**Çözülecek Problemler**
**A.** AKP oylarını inceleyen makaleden, "Bu partiye oy" sözlerinin geçtiği yerden başlayıp "AKP Oyları Nereden?" sözlerinden sonra bitecek şekilde metni olduğu gibi alıntılayın.
**B.** AKP oylarını inceleyen makaleye göre aşağıdaki soruları yanıtlayın:
(i) Destek örüntülerinin dinamiklerini resmedenler hangi konular üzerinde yoğunlaşıyor?
(ii) "Kişi-Parti" deyimi kime ait olarak anılıyor?
(iii) İl bazındaki oyları analiz edilen seçimler hangi tarihlerde yapılmış?

**Makale**
Destek örüntülerinin dinamiklerini resmedenlerin üzerinde yoğunlaştıkları konular, partilerin toplumsal tabanları ile partiler arasında yaşanan oy kaymaları. Kamuoyu araştırmalarının ortaya koyduğu bulguların yanı sıra, sandıktan çıkan oylar arasındaki ilişkiye bakarak seçmenin seçimindeki kimi mesajları okuyabiliriz.
AKP merkezin biricik partisine dönüştü mü?
Adalet ve Kalkınma Partisi (AKP) kendisine yönelen seçmen desteği ile sosyal temeli bağlamında toplumsal merkezin biricik partisine dönüştü mü?
Bir başka ifadeyle, AKP oyları içinde klasik merkez oyları ağır mı basıyor? Merkez sağın 1983 sonrası temsilcisi partiler sıkıştıkları tabanla yelpazenin merkez sağının defterini kapattılar mı?
Tanıl Bora'nın deyimiyle bir Kişi-Parti ya da partileşmiş kişinin, kuruluşundan çeyrek yıl sonra katıldığı seçimde elde ettiği oy salt seçim eşantiyonları takviyeli popülizmle açıklanabilir mi?
Bu partiye oy veren kitle kimlerden? Tüm bu soruları sayıların diliyle yanıtlamaya çalışarak seçmenin mesajını doğru okuyabiliriz. 18 Nisan 1999 ve 3 Kasım 2002'deki partilerin iller bazındaki oyları ile illere ait seçilmiş kimi sosyo-ekonomik göstergeler istatistiği analize tabi tutulduğunda, partiler arası oy kaymaları, partilerin sosyolojik dokularına dair ilişkilerden anlamlar çıkıyor.
AKP Oyları Nereden?

**Satırlar**
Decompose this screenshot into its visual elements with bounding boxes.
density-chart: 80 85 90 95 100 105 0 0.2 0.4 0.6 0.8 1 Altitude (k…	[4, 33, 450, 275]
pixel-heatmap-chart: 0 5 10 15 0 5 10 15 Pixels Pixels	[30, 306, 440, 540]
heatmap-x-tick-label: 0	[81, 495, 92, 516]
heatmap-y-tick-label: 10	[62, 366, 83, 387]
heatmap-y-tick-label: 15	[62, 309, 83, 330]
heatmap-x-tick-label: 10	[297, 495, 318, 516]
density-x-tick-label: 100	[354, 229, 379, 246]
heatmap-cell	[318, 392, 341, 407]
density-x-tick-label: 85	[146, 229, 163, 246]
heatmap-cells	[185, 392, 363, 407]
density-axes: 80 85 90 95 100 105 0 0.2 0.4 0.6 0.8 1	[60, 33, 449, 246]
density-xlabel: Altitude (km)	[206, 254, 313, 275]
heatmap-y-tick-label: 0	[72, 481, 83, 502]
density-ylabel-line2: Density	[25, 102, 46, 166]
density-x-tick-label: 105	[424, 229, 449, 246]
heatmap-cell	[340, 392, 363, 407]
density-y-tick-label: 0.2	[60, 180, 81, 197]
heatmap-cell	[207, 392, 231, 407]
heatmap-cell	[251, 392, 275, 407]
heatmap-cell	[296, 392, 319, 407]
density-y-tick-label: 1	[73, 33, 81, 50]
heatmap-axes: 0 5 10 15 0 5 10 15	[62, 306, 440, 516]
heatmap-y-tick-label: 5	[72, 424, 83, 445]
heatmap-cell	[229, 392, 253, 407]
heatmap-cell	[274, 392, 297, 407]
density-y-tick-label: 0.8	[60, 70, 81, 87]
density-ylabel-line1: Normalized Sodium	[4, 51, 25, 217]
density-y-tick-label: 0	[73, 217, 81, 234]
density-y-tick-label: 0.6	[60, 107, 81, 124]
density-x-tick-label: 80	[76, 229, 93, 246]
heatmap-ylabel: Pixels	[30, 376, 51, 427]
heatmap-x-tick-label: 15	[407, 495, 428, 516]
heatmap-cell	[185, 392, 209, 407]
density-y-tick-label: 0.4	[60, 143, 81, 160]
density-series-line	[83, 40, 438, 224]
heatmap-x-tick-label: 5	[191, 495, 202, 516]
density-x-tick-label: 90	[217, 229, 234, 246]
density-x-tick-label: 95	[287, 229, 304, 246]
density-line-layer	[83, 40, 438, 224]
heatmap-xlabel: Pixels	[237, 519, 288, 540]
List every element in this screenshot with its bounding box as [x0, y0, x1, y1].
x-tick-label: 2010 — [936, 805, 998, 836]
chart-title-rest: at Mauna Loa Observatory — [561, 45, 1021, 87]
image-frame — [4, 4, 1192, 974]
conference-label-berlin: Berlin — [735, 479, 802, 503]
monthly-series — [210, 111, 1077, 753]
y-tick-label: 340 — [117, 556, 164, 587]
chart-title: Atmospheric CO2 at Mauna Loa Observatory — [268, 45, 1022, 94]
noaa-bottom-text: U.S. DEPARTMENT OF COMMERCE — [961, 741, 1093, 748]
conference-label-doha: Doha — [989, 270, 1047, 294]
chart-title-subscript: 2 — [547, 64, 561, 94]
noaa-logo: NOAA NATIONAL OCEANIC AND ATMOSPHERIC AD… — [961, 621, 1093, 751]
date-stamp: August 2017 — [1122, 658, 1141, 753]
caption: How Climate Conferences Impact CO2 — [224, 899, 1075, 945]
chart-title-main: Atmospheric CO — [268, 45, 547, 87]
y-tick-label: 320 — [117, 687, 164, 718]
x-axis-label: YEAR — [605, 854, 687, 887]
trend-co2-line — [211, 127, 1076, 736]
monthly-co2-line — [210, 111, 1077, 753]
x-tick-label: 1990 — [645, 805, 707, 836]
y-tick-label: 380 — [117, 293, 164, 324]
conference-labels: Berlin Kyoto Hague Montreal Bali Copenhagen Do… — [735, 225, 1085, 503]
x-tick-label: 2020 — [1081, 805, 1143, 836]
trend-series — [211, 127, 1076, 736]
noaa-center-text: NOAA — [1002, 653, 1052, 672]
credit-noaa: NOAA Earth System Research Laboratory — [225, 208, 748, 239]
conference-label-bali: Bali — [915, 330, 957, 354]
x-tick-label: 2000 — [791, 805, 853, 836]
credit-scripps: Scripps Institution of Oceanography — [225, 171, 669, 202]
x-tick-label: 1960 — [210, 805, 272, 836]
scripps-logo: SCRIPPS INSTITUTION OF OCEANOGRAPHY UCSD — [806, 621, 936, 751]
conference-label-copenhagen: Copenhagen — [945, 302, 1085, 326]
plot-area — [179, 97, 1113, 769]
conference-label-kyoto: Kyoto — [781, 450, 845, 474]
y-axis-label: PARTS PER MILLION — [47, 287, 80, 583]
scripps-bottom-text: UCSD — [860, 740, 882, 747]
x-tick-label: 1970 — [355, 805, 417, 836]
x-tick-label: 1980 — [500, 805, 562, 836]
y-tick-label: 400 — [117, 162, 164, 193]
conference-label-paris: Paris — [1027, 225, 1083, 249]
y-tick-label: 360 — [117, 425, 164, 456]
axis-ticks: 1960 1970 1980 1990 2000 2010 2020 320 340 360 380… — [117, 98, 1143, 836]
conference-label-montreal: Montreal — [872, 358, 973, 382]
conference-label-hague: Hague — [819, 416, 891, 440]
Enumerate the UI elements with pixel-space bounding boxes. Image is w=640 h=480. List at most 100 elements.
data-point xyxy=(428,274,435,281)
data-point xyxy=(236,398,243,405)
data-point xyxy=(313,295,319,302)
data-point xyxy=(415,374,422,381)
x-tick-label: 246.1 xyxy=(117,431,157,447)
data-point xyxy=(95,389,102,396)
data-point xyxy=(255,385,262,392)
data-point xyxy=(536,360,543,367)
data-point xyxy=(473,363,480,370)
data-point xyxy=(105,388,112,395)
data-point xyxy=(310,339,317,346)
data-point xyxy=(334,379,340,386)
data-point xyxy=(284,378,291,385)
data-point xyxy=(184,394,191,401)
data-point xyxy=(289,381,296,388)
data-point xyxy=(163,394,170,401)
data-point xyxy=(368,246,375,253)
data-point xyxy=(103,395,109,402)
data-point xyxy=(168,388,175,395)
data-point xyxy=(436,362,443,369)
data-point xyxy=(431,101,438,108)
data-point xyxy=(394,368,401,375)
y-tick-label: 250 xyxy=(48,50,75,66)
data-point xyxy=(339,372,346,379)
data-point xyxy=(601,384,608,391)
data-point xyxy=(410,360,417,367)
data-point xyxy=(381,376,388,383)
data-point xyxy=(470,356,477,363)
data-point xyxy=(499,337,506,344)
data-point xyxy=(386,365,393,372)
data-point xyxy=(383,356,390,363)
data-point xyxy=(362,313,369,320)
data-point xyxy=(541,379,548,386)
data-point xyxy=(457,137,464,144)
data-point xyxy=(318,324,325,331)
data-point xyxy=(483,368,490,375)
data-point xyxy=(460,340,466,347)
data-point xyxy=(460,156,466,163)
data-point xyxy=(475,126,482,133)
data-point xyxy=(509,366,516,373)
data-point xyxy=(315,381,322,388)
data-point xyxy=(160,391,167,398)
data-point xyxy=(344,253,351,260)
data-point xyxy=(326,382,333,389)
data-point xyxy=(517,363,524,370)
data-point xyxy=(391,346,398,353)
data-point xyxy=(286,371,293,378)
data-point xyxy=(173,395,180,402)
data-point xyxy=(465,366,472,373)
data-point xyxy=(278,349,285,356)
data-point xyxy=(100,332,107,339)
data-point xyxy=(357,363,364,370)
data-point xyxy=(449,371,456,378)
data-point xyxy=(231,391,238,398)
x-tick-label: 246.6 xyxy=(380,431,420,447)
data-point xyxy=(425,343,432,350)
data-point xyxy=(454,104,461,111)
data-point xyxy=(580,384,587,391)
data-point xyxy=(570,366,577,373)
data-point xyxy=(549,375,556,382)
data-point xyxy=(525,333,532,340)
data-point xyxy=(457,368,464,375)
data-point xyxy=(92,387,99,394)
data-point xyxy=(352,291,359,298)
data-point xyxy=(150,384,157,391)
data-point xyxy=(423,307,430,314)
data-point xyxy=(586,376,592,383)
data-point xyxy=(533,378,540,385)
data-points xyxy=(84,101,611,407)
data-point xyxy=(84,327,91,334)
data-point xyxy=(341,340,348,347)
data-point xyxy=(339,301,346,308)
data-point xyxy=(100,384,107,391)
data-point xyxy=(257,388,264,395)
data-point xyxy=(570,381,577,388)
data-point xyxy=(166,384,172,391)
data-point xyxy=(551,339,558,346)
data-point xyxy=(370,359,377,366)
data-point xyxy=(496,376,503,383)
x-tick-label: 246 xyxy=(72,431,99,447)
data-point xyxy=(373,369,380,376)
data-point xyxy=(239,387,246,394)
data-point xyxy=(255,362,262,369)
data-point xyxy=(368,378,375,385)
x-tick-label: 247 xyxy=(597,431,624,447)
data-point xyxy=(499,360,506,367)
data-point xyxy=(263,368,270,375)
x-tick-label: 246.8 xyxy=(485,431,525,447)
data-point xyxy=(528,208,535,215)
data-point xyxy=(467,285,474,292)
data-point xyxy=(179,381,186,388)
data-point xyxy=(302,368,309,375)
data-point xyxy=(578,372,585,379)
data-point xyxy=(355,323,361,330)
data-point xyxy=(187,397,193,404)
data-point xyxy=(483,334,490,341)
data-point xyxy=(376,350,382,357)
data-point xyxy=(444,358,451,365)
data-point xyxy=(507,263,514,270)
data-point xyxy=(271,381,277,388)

**Alıştırmanın Cevapları**
**A.**
Bu partiye oy veren kitle kimlerden? Tüm bu soruları sayıların diliyle yanıtlamaya çalışarak seçmenin mesajını doğru okuyabiliriz. 18 Nisan 1999 ve 3 Kasım 2002'deki partilerin iller bazındaki oyları ile illere ait seçilmiş kimi sosyo-ekonomik göstergeler istatistiği analize tabi tutulduğunda, partiler arası oy kaymaları, partilerin sosyolojik dokularına dair ilişkilerden anlamlar çıkıyor.
AKP Oyları Nereden?

**B.**
(i) Partilerin toplumsal tabanları ile partiler arasında yaşanan oy kaymaları üzerinde yoğunlaşıyorlar.
(ii) Tanıl Bora'ya ait olarak anılıyor.
(iii) 18 Nisan 1999 ve 3 Kasım 2002 tarihlerinde yapılmış.